◆ TEXT PROVIDED ◆
I'm writing a NASM-compatible assembler targeting the Intel 8086, and I'm looking for an existing open source program written in assembly, with which I can showcase the capabilities (and understand the shortcomings) of my assembler. My plan with the source code is to convert it to NASM syntax manually, and then compile it with both NASM and my assembler, look at the difference, and see which subset of NASM is still missing or incorrect in my assembler.
I'm specifically looking for:
It should be an existing program for DOS 8086 or DOS 286, whose assembly source is available, and doesn't contain newer-than-286 instructions, protected mode instructions or floating point instructions. (Programs requiring a 386 or 8087 are not suitable.)
Preferably, the executable program should be a DOS .com file. My assembler doesn't support DOS .exe directly, but an .exe shorter than 64 KiB can be arranged by emitting the .exe header with dw instructions.

◆ DATASET CONTENT ◆
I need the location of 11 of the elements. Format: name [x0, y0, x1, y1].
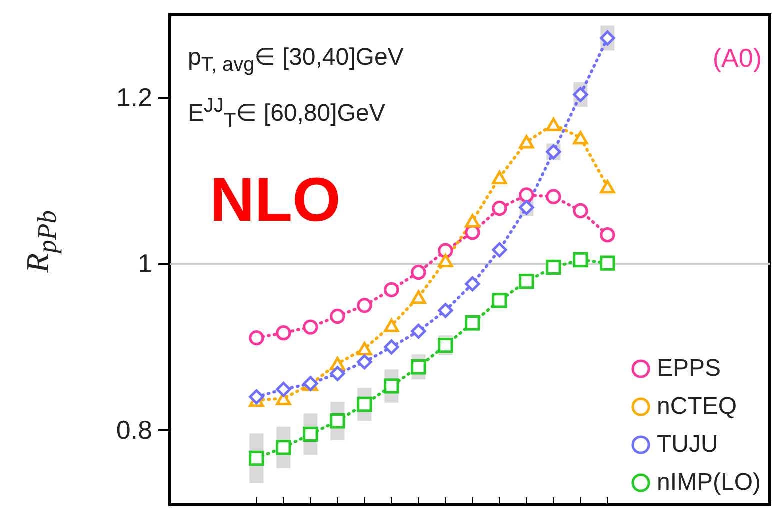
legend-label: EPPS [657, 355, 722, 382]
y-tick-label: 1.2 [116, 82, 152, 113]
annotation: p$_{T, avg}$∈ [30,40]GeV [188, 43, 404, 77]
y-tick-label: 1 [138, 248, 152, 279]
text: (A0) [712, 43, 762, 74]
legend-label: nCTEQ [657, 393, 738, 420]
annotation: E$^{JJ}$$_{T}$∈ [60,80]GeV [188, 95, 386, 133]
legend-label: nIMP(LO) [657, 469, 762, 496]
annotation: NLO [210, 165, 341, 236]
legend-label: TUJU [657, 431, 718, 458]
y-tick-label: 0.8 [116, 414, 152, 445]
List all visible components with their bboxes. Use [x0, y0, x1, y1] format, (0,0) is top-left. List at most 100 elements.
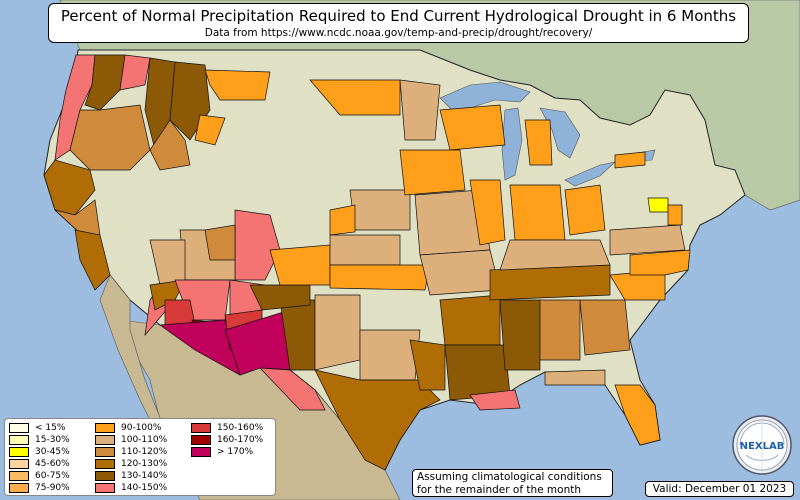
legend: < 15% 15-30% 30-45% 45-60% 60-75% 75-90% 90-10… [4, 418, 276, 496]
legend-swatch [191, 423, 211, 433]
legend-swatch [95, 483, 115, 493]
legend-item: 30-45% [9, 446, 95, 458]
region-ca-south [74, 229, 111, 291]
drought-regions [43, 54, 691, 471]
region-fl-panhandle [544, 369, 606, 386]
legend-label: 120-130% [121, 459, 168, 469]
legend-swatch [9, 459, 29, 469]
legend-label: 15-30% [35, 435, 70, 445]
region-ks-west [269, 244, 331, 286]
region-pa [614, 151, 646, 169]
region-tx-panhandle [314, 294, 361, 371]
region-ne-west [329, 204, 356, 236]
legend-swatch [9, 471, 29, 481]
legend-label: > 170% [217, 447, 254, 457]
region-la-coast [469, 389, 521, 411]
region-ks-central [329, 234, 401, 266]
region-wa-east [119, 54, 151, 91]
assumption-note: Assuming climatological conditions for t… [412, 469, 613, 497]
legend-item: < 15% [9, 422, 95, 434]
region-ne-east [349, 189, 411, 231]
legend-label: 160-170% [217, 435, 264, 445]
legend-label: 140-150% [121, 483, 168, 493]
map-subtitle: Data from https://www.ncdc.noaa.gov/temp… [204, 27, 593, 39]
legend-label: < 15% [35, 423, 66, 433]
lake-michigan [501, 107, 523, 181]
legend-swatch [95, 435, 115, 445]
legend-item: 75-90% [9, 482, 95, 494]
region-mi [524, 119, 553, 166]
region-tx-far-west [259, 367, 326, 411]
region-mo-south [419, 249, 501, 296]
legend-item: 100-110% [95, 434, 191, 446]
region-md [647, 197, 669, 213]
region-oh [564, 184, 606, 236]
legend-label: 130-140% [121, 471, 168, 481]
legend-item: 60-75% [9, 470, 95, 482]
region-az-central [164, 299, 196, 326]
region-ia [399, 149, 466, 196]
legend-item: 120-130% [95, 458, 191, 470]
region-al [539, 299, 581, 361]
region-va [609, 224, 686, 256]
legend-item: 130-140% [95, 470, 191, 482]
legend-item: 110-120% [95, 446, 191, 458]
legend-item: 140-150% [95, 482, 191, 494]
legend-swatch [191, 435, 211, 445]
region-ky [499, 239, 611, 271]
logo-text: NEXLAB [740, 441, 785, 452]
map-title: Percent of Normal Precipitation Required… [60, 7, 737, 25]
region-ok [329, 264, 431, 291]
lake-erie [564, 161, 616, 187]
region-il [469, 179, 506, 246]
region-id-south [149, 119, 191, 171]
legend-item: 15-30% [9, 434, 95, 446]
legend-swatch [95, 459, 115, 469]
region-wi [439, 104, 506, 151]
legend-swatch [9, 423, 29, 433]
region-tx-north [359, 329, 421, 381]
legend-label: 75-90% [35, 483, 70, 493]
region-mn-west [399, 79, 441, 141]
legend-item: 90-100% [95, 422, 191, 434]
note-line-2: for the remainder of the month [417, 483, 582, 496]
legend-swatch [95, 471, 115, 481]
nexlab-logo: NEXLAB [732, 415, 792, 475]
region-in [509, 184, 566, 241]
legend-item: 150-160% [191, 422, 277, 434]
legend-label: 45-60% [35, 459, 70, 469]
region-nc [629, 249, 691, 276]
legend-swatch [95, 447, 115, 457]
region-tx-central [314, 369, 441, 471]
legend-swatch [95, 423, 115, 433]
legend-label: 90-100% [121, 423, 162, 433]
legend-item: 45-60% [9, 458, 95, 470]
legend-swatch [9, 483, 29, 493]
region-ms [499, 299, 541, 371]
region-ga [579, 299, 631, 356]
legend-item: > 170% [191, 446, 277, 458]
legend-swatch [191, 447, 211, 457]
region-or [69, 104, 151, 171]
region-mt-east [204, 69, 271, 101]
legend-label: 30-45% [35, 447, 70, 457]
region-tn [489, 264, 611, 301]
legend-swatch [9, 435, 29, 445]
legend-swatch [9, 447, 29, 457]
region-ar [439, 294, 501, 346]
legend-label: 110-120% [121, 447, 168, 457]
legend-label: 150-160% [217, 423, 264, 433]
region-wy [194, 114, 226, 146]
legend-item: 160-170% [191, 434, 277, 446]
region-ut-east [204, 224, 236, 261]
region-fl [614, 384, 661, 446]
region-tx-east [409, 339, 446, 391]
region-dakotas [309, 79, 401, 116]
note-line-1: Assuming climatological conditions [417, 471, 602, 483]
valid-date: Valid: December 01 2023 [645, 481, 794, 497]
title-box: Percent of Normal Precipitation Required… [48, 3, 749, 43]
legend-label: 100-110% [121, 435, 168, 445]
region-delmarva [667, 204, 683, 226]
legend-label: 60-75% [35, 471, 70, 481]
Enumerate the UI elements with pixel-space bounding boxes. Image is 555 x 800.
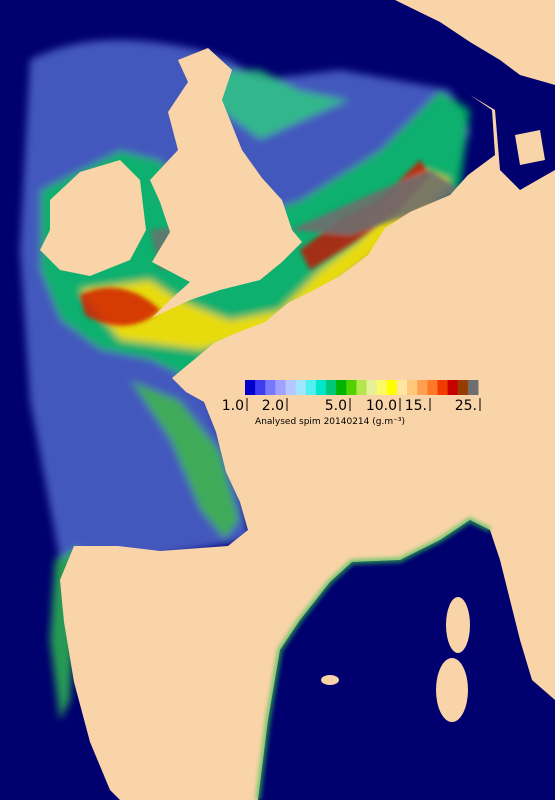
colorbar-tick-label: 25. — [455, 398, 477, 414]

◆ TASK REQUIREMENTS ◆
(a) According to the post about the 8086 assembler, what executable format does the author's assembler not support directly?
(b) Resume the post about the 8086 assembler, starting after its last sentence.

◆ RESPONSE LIST ◆
(a) DOS .exe files.

(b)
Preferably, the executable program size should be between 10 and 50 KiB, ideally near 30 KiB. There are some boot sector games by Oscar Toledo G., e.g. F-Bird and others by the same GitHub user, but they are only 512 bytes or less.
Any assembler dialect is fine, I will convert it to NASM manually.
The source code shouldn't make heavy use of assembler macros. (Conditional assembly and symbolic constants (e.g. NASM
%define answer 42) are fine though.) Thus GW-BASIC dated 1983-02-10 is not a good candidate, because it uses lots of MASM macros.
The full source code (accounting for every single byte of the program file) should be available. It's OK if a few bytes are missing, I can add them from the disassembly.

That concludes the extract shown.